▸ **Do this**
Reply with only the number of lines that contain the string "Output".

·····

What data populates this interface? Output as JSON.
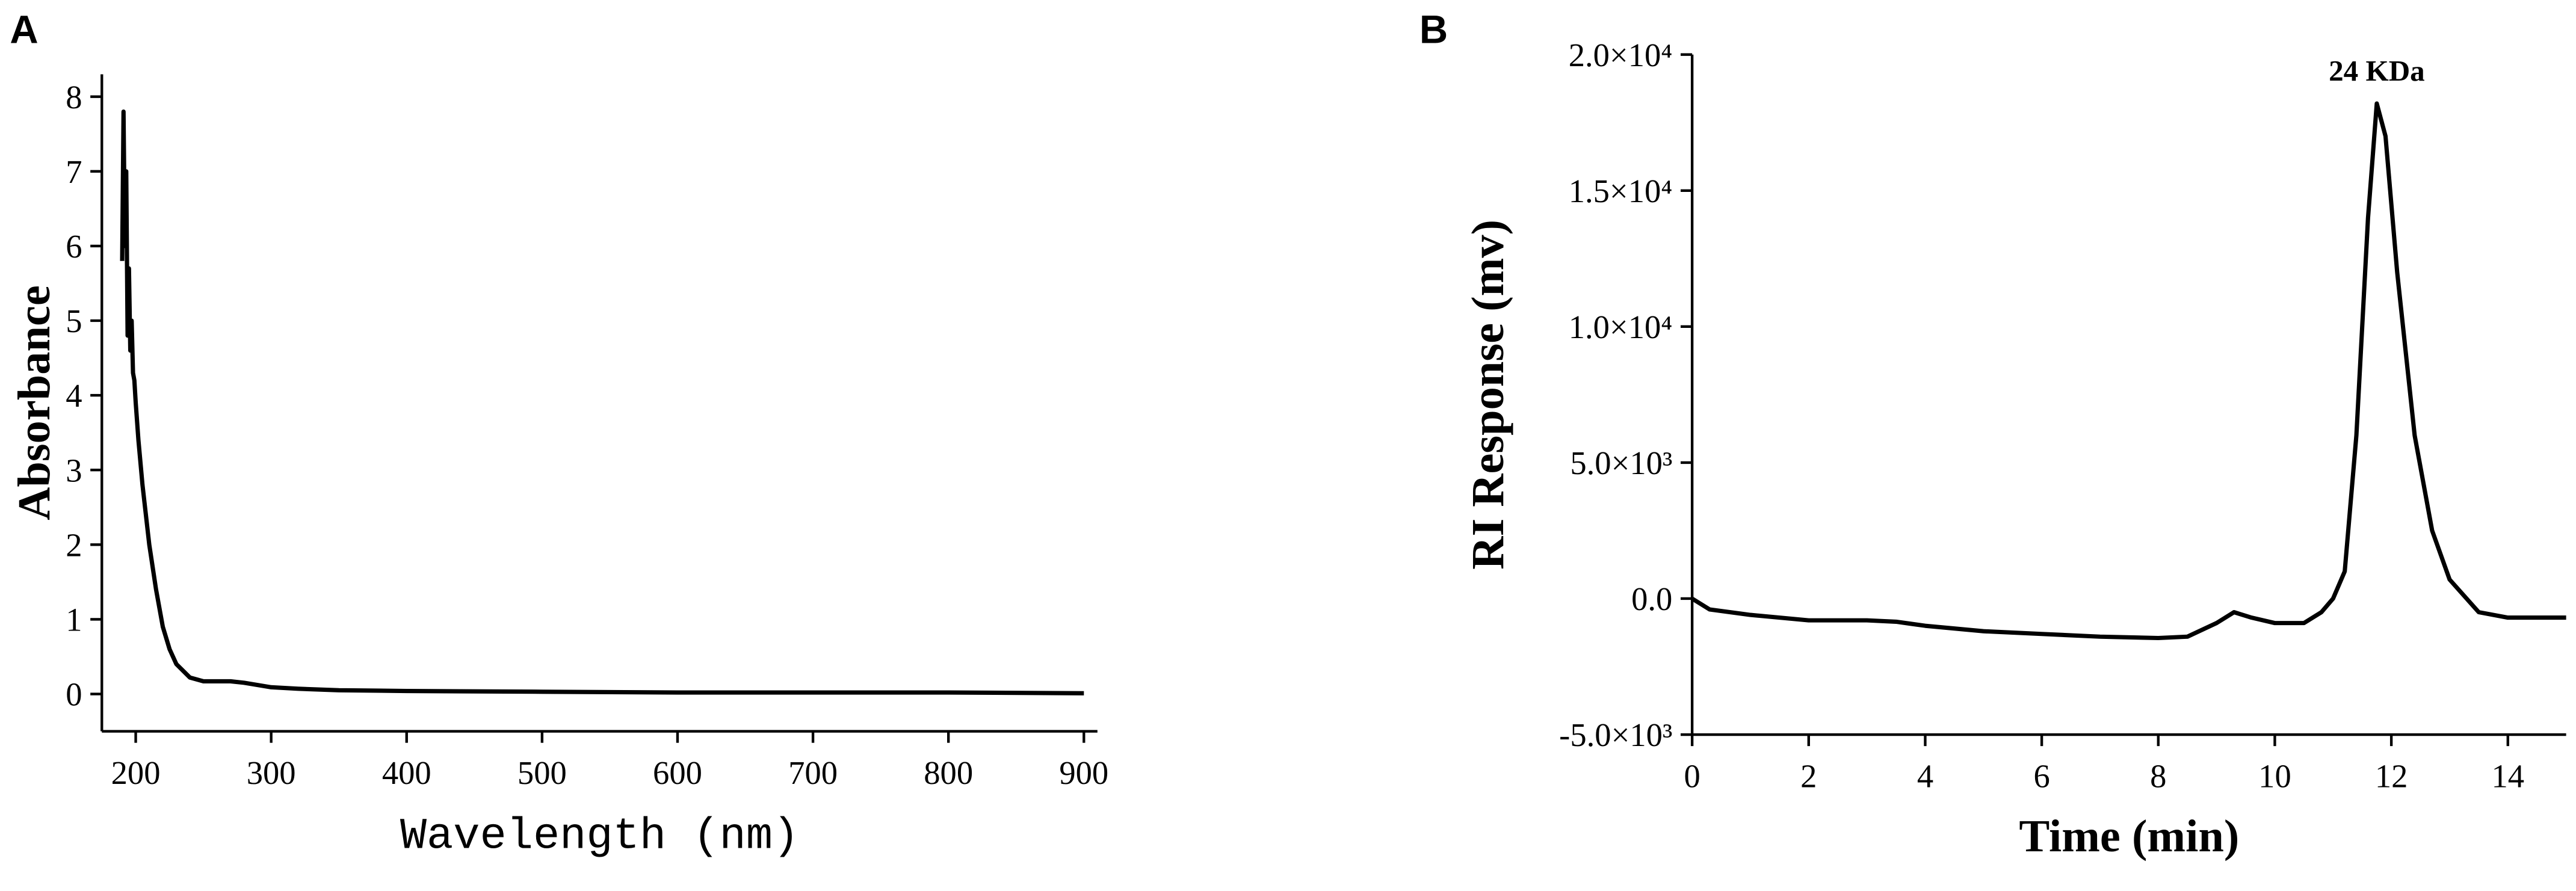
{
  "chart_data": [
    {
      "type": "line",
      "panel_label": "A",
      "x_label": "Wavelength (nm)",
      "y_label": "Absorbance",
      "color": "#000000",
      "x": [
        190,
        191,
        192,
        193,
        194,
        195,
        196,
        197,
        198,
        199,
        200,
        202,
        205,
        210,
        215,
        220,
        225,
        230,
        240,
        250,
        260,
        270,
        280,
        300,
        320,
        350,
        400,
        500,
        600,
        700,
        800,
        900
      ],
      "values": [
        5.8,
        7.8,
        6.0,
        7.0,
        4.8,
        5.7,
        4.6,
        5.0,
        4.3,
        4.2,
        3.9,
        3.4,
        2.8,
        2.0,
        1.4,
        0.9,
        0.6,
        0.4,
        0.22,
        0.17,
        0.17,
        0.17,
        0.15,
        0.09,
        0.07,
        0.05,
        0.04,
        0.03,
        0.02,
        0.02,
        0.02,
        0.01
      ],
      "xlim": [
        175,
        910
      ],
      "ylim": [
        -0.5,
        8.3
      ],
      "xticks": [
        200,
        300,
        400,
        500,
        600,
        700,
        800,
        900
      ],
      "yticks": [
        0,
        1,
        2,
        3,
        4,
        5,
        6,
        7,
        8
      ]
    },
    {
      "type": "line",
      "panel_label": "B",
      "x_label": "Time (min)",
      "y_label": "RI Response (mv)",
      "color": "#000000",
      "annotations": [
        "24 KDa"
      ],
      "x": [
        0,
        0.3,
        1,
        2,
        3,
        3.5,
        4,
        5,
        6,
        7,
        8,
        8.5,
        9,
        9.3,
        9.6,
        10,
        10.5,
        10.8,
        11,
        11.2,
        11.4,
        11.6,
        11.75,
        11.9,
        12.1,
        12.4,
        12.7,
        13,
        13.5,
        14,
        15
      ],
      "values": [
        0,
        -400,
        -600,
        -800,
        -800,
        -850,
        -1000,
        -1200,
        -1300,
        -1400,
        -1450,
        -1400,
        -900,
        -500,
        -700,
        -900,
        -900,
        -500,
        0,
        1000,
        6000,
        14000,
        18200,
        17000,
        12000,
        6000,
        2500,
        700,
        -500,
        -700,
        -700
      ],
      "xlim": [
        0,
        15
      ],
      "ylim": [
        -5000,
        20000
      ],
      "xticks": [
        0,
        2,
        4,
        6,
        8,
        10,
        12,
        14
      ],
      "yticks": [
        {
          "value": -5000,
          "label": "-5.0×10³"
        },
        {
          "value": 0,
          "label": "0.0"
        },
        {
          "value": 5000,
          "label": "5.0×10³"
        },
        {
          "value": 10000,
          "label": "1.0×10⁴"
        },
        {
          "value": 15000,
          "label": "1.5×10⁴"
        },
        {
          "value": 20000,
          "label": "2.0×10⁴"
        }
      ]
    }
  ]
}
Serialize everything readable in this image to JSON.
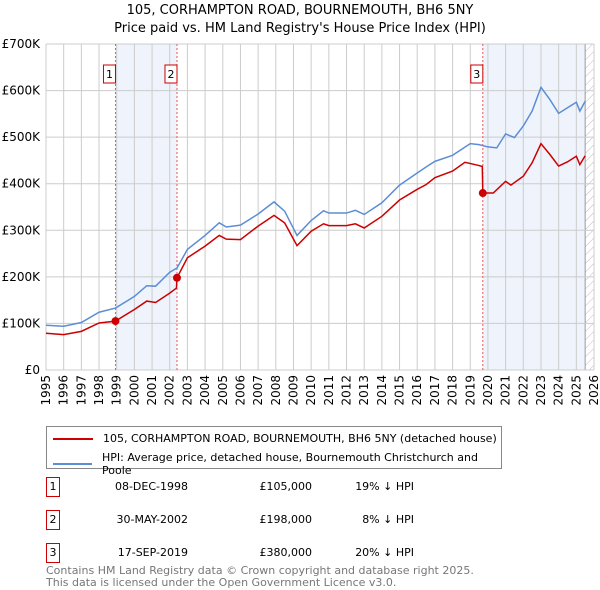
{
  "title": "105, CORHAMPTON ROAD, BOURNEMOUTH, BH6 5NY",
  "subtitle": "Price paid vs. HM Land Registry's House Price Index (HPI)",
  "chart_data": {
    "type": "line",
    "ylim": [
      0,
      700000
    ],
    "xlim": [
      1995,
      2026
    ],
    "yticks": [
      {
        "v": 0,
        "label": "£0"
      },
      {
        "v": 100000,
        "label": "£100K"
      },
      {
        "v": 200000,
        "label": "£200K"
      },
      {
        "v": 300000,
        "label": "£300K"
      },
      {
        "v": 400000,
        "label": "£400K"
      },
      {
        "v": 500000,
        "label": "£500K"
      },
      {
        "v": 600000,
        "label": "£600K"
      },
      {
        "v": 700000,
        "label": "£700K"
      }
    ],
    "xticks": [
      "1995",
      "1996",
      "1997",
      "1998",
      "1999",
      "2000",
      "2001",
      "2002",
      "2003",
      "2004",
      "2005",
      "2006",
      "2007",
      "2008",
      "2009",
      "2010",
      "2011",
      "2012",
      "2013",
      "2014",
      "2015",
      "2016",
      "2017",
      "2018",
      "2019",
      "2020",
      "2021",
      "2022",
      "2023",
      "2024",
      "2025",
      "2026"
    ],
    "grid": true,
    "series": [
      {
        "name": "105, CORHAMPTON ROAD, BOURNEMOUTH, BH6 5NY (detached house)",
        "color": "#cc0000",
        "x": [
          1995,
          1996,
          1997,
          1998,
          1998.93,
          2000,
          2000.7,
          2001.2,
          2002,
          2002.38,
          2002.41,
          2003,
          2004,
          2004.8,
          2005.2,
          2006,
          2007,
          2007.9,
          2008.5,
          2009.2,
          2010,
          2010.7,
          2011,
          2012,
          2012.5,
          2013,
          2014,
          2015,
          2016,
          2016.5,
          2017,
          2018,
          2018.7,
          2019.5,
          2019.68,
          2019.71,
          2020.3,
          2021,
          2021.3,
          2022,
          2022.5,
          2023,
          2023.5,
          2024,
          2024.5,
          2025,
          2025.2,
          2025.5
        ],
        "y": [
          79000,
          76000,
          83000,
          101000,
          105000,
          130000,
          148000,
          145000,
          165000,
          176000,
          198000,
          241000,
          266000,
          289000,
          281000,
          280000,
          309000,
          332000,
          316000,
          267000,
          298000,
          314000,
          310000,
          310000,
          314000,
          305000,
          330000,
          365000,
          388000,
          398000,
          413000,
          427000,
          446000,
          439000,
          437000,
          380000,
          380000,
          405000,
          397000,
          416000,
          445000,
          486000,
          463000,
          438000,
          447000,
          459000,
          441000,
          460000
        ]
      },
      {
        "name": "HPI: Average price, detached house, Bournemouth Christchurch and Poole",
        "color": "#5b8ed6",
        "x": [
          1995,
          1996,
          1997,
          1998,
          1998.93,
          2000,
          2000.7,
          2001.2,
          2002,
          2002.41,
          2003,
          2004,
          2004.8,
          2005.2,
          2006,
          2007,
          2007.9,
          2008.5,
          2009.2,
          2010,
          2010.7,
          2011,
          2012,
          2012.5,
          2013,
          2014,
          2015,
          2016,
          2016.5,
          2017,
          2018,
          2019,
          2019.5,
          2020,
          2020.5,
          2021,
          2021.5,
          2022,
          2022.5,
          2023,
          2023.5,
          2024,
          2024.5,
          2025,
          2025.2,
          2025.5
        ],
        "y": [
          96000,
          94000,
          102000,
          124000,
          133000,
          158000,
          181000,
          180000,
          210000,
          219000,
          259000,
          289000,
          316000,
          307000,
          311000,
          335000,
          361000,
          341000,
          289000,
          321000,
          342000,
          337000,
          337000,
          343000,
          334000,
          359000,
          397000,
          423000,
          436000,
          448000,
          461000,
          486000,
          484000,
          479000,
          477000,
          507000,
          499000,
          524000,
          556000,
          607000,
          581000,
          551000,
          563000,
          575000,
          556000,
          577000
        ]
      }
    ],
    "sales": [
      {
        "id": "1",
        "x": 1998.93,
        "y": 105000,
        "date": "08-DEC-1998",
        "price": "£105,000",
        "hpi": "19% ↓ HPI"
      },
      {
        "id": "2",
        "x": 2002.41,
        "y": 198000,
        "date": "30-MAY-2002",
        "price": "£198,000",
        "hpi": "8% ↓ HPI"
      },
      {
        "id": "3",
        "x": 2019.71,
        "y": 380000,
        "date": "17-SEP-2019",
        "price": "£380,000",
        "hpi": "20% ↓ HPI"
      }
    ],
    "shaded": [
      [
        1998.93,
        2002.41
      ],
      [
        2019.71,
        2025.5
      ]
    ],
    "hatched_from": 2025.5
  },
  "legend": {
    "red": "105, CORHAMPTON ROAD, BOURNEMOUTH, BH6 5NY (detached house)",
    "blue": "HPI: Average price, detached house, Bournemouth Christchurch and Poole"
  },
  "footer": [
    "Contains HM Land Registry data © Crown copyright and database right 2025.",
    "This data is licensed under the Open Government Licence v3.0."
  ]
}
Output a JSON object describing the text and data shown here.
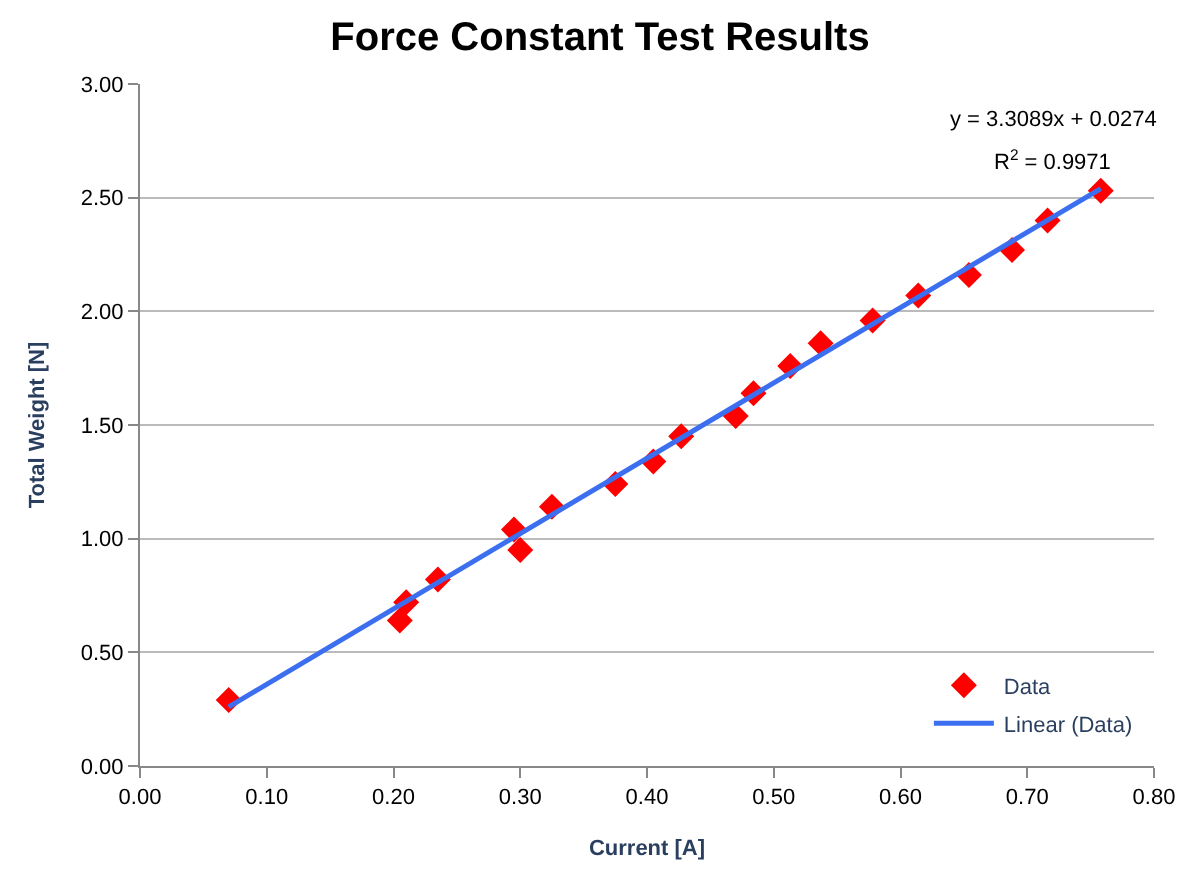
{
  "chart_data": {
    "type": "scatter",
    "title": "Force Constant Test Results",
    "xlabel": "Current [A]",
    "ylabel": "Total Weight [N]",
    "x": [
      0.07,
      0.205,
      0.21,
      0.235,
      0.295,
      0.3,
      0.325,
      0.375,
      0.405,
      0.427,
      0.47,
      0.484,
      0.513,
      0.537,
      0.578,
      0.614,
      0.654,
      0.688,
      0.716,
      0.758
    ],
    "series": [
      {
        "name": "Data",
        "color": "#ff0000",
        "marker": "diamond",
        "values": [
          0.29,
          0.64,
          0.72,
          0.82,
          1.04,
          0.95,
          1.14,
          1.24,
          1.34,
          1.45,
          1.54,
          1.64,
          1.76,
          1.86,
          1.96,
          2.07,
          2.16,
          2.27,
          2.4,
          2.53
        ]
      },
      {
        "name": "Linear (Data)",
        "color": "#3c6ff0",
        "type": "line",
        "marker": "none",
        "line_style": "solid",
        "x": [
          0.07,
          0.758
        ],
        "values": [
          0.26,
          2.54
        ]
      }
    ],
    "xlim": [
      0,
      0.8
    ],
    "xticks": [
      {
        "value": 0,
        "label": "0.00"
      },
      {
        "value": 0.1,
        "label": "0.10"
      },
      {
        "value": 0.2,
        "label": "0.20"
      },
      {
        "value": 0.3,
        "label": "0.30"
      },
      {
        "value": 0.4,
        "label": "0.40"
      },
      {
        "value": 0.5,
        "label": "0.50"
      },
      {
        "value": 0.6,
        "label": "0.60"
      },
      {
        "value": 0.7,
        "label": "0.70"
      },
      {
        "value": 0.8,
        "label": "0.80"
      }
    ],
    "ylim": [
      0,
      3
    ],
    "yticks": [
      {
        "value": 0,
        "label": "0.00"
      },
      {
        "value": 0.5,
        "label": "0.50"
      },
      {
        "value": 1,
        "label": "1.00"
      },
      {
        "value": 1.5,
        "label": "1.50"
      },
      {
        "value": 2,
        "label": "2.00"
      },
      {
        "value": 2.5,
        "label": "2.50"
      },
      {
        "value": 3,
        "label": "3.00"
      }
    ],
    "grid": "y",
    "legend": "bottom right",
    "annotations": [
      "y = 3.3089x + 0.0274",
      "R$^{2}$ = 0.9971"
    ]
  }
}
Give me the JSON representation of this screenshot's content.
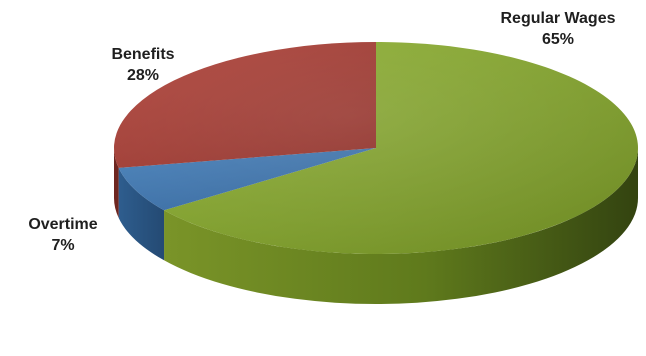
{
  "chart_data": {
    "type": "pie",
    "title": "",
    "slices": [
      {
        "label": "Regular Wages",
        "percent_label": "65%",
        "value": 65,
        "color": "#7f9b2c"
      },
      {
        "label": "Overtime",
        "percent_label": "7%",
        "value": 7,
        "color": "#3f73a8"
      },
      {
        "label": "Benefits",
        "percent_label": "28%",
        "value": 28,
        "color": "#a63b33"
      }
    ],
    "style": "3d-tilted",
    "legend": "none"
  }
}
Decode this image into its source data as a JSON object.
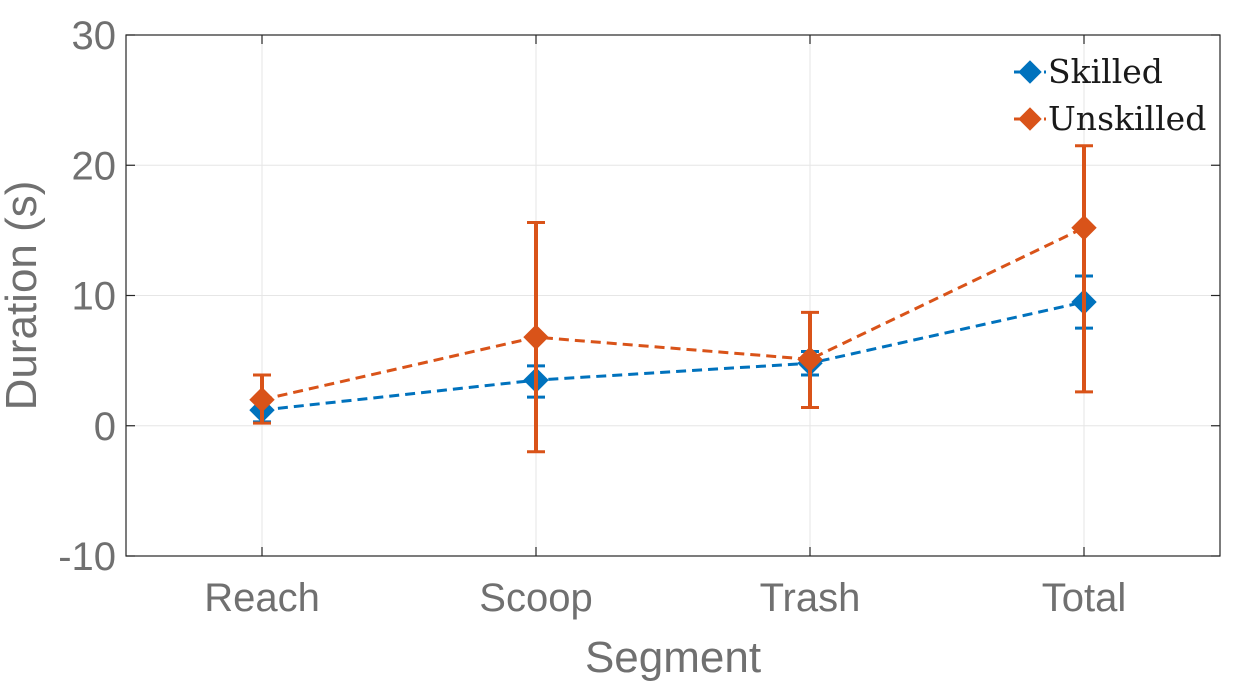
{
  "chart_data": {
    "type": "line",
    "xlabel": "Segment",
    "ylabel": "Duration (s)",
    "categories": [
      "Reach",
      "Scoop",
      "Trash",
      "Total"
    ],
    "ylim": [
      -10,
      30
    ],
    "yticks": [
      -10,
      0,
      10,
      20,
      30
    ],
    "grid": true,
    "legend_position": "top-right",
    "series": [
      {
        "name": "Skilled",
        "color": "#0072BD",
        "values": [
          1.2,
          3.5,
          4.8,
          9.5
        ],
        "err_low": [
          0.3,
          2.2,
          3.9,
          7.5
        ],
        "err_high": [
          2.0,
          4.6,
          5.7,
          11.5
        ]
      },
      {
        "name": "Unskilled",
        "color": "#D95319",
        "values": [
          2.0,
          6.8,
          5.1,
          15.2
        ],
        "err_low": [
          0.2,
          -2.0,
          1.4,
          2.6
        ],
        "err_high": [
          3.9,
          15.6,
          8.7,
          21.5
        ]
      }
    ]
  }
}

·····

▸ **Solved problem**
2